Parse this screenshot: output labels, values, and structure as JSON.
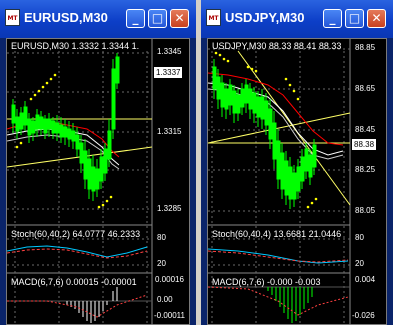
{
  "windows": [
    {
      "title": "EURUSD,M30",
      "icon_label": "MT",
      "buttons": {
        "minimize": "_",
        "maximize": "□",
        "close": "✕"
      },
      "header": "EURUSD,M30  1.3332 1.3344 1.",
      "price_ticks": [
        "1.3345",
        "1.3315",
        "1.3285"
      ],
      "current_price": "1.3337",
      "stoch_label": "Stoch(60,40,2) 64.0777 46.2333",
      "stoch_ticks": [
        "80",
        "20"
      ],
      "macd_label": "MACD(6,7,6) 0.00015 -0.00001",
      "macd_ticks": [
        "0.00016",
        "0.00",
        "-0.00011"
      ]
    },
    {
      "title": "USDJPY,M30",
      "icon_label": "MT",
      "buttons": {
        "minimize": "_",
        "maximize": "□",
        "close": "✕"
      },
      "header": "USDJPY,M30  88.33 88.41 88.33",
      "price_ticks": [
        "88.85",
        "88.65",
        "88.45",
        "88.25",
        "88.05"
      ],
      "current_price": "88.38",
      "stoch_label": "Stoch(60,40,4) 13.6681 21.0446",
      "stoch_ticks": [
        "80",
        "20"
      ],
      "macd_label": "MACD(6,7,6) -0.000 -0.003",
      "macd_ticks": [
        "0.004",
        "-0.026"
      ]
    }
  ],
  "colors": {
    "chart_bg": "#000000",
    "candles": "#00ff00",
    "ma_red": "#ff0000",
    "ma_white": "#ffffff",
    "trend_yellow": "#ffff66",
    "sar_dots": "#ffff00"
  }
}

=-=-=

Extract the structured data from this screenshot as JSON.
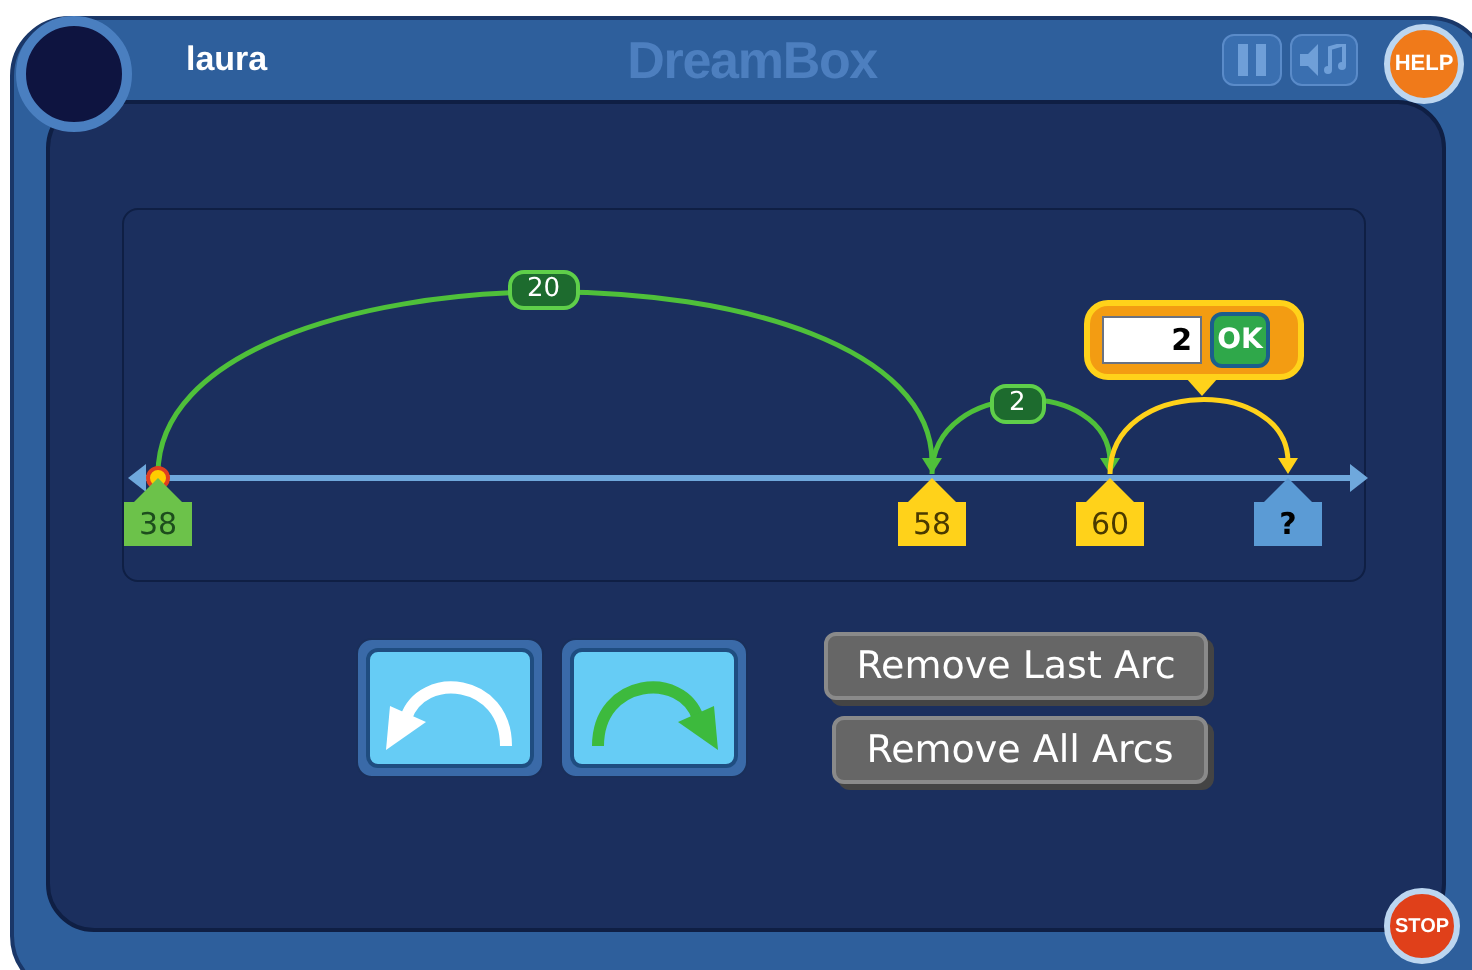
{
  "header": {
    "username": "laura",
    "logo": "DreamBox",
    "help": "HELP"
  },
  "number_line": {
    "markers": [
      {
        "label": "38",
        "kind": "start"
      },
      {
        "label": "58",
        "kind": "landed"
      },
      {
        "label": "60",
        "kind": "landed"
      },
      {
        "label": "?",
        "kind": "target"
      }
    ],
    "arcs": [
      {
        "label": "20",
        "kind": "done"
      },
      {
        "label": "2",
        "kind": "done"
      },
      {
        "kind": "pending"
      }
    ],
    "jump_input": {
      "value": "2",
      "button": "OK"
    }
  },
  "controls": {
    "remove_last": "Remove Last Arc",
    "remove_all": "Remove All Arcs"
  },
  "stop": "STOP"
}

=-=-=

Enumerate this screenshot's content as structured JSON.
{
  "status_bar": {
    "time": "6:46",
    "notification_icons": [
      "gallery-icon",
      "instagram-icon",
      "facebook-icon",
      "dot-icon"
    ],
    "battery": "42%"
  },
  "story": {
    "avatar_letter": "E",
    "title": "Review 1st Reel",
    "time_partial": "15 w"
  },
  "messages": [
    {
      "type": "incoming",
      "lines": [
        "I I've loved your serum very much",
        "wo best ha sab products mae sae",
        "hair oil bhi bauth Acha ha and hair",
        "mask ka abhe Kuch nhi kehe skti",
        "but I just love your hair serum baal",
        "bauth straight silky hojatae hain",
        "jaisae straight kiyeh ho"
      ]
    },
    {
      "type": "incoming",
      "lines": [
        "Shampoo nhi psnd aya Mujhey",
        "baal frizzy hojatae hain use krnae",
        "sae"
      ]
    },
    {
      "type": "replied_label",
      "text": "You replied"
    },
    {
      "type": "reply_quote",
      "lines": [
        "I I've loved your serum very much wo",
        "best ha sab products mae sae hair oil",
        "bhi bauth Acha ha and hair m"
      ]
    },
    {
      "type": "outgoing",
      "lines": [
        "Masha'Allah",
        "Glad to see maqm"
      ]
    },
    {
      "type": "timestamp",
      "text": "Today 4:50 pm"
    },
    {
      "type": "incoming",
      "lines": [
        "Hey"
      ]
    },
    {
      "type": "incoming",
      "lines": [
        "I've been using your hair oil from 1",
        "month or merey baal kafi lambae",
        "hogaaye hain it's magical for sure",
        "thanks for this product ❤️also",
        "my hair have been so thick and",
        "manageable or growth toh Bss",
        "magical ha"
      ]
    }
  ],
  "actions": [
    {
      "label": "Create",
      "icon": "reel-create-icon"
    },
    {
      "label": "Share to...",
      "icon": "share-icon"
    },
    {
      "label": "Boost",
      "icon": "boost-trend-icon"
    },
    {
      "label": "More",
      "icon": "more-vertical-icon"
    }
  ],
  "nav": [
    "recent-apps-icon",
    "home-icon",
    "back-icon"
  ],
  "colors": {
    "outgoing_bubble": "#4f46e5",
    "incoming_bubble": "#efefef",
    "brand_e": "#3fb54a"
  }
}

=-=-=

GOAL
Lines in the records that hold the word "very" are to be counted; give only the total.

TASK RESPONSE
2